┌──
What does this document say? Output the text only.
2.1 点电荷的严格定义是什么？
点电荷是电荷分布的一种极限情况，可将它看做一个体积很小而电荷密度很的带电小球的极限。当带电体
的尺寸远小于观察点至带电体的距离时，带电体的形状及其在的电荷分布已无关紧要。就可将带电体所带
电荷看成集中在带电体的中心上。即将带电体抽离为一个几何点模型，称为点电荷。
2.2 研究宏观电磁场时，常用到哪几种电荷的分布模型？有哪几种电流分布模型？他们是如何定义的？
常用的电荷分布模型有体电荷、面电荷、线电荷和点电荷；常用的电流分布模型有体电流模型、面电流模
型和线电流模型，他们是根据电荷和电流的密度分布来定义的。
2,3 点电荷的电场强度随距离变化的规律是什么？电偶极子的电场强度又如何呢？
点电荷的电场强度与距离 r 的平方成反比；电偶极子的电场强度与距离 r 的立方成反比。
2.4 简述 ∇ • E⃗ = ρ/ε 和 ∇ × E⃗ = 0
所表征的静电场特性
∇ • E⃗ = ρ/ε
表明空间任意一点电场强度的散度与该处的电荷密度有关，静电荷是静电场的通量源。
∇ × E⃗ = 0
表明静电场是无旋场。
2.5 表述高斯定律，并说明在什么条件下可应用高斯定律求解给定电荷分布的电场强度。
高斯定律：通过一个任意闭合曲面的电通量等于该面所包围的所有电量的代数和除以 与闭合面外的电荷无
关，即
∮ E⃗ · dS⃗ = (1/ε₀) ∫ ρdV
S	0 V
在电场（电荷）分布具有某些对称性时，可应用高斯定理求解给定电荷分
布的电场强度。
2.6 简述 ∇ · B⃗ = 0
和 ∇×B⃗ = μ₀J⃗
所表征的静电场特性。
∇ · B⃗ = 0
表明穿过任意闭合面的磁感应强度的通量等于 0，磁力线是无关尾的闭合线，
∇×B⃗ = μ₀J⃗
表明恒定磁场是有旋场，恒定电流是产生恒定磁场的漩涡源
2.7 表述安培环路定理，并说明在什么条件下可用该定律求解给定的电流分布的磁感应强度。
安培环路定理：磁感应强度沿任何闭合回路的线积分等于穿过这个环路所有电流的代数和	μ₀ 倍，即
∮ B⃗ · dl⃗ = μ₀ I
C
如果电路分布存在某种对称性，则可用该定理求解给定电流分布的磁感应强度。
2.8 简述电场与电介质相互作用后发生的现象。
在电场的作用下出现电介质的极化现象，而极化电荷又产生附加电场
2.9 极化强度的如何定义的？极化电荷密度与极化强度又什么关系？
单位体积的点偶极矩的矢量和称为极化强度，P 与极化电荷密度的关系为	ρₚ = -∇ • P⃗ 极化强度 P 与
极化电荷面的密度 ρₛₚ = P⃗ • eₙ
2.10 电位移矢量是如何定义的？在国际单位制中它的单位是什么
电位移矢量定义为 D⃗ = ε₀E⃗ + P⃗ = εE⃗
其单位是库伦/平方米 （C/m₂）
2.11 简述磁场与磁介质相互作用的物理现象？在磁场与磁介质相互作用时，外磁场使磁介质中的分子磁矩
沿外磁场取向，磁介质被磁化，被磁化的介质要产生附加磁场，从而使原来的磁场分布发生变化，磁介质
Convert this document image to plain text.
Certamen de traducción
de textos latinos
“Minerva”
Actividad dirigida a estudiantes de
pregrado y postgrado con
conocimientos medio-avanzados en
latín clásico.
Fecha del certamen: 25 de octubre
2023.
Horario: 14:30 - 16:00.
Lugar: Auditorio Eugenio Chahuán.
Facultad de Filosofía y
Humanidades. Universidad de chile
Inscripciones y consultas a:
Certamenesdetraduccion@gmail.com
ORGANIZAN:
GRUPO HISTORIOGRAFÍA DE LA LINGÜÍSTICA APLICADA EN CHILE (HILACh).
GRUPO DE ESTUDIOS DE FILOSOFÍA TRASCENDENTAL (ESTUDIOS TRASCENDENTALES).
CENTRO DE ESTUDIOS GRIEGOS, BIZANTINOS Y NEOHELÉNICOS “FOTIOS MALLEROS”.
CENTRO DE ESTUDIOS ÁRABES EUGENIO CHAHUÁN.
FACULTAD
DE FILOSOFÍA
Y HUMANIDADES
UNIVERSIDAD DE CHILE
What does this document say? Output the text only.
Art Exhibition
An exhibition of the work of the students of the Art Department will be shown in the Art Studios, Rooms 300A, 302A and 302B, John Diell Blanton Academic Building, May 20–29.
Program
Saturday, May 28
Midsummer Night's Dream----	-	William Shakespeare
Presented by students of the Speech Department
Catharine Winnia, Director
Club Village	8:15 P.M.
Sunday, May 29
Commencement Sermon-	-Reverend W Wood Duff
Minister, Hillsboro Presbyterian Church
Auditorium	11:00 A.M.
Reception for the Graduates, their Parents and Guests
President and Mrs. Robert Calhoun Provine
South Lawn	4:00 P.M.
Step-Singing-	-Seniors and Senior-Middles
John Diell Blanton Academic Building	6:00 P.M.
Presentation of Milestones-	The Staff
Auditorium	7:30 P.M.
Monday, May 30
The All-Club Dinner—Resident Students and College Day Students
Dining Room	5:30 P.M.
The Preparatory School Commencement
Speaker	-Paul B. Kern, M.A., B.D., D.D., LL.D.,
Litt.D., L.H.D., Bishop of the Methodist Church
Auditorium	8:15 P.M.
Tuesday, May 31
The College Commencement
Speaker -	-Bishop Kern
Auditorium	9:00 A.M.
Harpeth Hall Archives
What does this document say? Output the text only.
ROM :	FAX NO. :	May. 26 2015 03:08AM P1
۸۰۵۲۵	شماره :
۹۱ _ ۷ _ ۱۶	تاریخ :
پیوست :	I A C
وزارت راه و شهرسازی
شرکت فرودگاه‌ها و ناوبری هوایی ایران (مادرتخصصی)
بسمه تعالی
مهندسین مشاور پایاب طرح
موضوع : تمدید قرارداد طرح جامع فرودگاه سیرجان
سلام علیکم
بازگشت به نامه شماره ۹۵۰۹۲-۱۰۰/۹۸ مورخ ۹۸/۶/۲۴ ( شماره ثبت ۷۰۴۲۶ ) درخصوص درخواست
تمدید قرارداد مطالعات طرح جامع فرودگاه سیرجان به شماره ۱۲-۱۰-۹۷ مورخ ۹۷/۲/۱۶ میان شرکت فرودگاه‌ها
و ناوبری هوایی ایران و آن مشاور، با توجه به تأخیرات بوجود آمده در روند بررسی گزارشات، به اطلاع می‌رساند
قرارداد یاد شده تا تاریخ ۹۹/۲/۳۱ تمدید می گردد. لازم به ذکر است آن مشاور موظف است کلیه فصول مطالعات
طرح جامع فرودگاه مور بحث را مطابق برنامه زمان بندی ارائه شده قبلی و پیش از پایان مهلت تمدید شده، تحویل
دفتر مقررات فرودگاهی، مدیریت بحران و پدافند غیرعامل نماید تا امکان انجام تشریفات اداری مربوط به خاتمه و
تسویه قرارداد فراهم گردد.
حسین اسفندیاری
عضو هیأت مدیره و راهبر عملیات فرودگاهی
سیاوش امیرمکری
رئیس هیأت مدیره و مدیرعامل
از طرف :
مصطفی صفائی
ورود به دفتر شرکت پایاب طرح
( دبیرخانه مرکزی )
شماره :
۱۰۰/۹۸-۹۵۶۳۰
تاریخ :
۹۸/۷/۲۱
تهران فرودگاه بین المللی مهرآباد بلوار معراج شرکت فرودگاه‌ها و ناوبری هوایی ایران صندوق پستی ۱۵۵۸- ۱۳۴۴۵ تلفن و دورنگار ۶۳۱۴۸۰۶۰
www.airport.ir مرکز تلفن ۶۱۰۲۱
└──
WHAT IS REQUIRED: Write each line above out exactly.

FINAL RESULT:
What does this document say? Output the text only.
2.1 点电荷的严格定义是什么？
点电荷是电荷分布的一种极限情况，可将它看做一个体积很小而电荷密度很的带电小球的极限。当带电体
的尺寸远小于观察点至带电体的距离时，带电体的形状及其在的电荷分布已无关紧要。就可将带电体所带
电荷看成集中在带电体的中心上。即将带电体抽离为一个几何点模型，称为点电荷。
2.2 研究宏观电磁场时，常用到哪几种电荷的分布模型？有哪几种电流分布模型？他们是如何定义的？
常用的电荷分布模型有体电荷、面电荷、线电荷和点电荷；常用的电流分布模型有体电流模型、面电流模
型和线电流模型，他们是根据电荷和电流的密度分布来定义的。
2,3 点电荷的电场强度随距离变化的规律是什么？电偶极子的电场强度又如何呢？
点电荷的电场强度与距离 r 的平方成反比；电偶极子的电场强度与距离 r 的立方成反比。
2.4 简述 ∇ • E⃗ = ρ/ε 和 ∇ × E⃗ = 0
所表征的静电场特性
∇ • E⃗ = ρ/ε
表明空间任意一点电场强度的散度与该处的电荷密度有关，静电荷是静电场的通量源。
∇ × E⃗ = 0
表明静电场是无旋场。
2.5 表述高斯定律，并说明在什么条件下可应用高斯定律求解给定电荷分布的电场强度。
高斯定律：通过一个任意闭合曲面的电通量等于该面所包围的所有电量的代数和除以 与闭合面外的电荷无
关，即
∮ E⃗ · dS⃗ = (1/ε₀) ∫ ρdV
S	0 V
在电场（电荷）分布具有某些对称性时，可应用高斯定理求解给定电荷分
布的电场强度。
2.6 简述 ∇ · B⃗ = 0
和 ∇×B⃗ = μ₀J⃗
所表征的静电场特性。
∇ · B⃗ = 0
表明穿过任意闭合面的磁感应强度的通量等于 0，磁力线是无关尾的闭合线，
∇×B⃗ = μ₀J⃗
表明恒定磁场是有旋场，恒定电流是产生恒定磁场的漩涡源
2.7 表述安培环路定理，并说明在什么条件下可用该定律求解给定的电流分布的磁感应强度。
安培环路定理：磁感应强度沿任何闭合回路的线积分等于穿过这个环路所有电流的代数和	μ₀ 倍，即
∮ B⃗ · dl⃗ = μ₀ I
C
如果电路分布存在某种对称性，则可用该定理求解给定电流分布的磁感应强度。
2.8 简述电场与电介质相互作用后发生的现象。
在电场的作用下出现电介质的极化现象，而极化电荷又产生附加电场
2.9 极化强度的如何定义的？极化电荷密度与极化强度又什么关系？
单位体积的点偶极矩的矢量和称为极化强度，P 与极化电荷密度的关系为	ρₚ = -∇ • P⃗ 极化强度 P 与
极化电荷面的密度 ρₛₚ = P⃗ • eₙ
2.10 电位移矢量是如何定义的？在国际单位制中它的单位是什么
电位移矢量定义为 D⃗ = ε₀E⃗ + P⃗ = εE⃗
其单位是库伦/平方米 （C/m₂）
2.11 简述磁场与磁介质相互作用的物理现象？在磁场与磁介质相互作用时，外磁场使磁介质中的分子磁矩
沿外磁场取向，磁介质被磁化，被磁化的介质要产生附加磁场，从而使原来的磁场分布发生变化，磁介质
Convert this document image to plain text.
Certamen de traducción
de textos latinos
“Minerva”
Actividad dirigida a estudiantes de
pregrado y postgrado con
conocimientos medio-avanzados en
latín clásico.
Fecha del certamen: 25 de octubre
2023.
Horario: 14:30 - 16:00.
Lugar: Auditorio Eugenio Chahuán.
Facultad de Filosofía y
Humanidades. Universidad de chile
Inscripciones y consultas a:
Certamenesdetraduccion@gmail.com
ORGANIZAN:
GRUPO HISTORIOGRAFÍA DE LA LINGÜÍSTICA APLICADA EN CHILE (HILACh).
GRUPO DE ESTUDIOS DE FILOSOFÍA TRASCENDENTAL (ESTUDIOS TRASCENDENTALES).
CENTRO DE ESTUDIOS GRIEGOS, BIZANTINOS Y NEOHELÉNICOS “FOTIOS MALLEROS”.
CENTRO DE ESTUDIOS ÁRABES EUGENIO CHAHUÁN.
FACULTAD
DE FILOSOFÍA
Y HUMANIDADES
UNIVERSIDAD DE CHILE
What does this document say? Output the text only.
Art Exhibition
An exhibition of the work of the students of the Art Department will be shown in the Art Studios, Rooms 300A, 302A and 302B, John Diell Blanton Academic Building, May 20–29.
Program
Saturday, May 28
Midsummer Night's Dream----	-	William Shakespeare
Presented by students of the Speech Department
Catharine Winnia, Director
Club Village	8:15 P.M.
Sunday, May 29
Commencement Sermon-	-Reverend W Wood Duff
Minister, Hillsboro Presbyterian Church
Auditorium	11:00 A.M.
Reception for the Graduates, their Parents and Guests
President and Mrs. Robert Calhoun Provine
South Lawn	4:00 P.M.
Step-Singing-	-Seniors and Senior-Middles
John Diell Blanton Academic Building	6:00 P.M.
Presentation of Milestones-	The Staff
Auditorium	7:30 P.M.
Monday, May 30
The All-Club Dinner—Resident Students and College Day Students
Dining Room	5:30 P.M.
The Preparatory School Commencement
Speaker	-Paul B. Kern, M.A., B.D., D.D., LL.D.,
Litt.D., L.H.D., Bishop of the Methodist Church
Auditorium	8:15 P.M.
Tuesday, May 31
The College Commencement
Speaker -	-Bishop Kern
Auditorium	9:00 A.M.
Harpeth Hall Archives
What does this document say? Output the text only.
ROM :	FAX NO. :	May. 26 2015 03:08AM P1
۸۰۵۲۵	شماره :
۹۱ _ ۷ _ ۱۶	تاریخ :
پیوست :	I A C
وزارت راه و شهرسازی
شرکت فرودگاه‌ها و ناوبری هوایی ایران (مادرتخصصی)
بسمه تعالی
مهندسین مشاور پایاب طرح
موضوع : تمدید قرارداد طرح جامع فرودگاه سیرجان
سلام علیکم
بازگشت به نامه شماره ۹۵۰۹۲-۱۰۰/۹۸ مورخ ۹۸/۶/۲۴ ( شماره ثبت ۷۰۴۲۶ ) درخصوص درخواست
تمدید قرارداد مطالعات طرح جامع فرودگاه سیرجان به شماره ۱۲-۱۰-۹۷ مورخ ۹۷/۲/۱۶ میان شرکت فرودگاه‌ها
و ناوبری هوایی ایران و آن مشاور، با توجه به تأخیرات بوجود آمده در روند بررسی گزارشات، به اطلاع می‌رساند
قرارداد یاد شده تا تاریخ ۹۹/۲/۳۱ تمدید می گردد. لازم به ذکر است آن مشاور موظف است کلیه فصول مطالعات
طرح جامع فرودگاه مور بحث را مطابق برنامه زمان بندی ارائه شده قبلی و پیش از پایان مهلت تمدید شده، تحویل
دفتر مقررات فرودگاهی، مدیریت بحران و پدافند غیرعامل نماید تا امکان انجام تشریفات اداری مربوط به خاتمه و
تسویه قرارداد فراهم گردد.
حسین اسفندیاری
عضو هیأت مدیره و راهبر عملیات فرودگاهی
سیاوش امیرمکری
رئیس هیأت مدیره و مدیرعامل
از طرف :
مصطفی صفائی
ورود به دفتر شرکت پایاب طرح
( دبیرخانه مرکزی )
شماره :
۱۰۰/۹۸-۹۵۶۳۰
تاریخ :
۹۸/۷/۲۱
تهران فرودگاه بین المللی مهرآباد بلوار معراج شرکت فرودگاه‌ها و ناوبری هوایی ایران صندوق پستی ۱۵۵۸- ۱۳۴۴۵ تلفن و دورنگار ۶۳۱۴۸۰۶۰
www.airport.ir مرکز تلفن ۶۱۰۲۱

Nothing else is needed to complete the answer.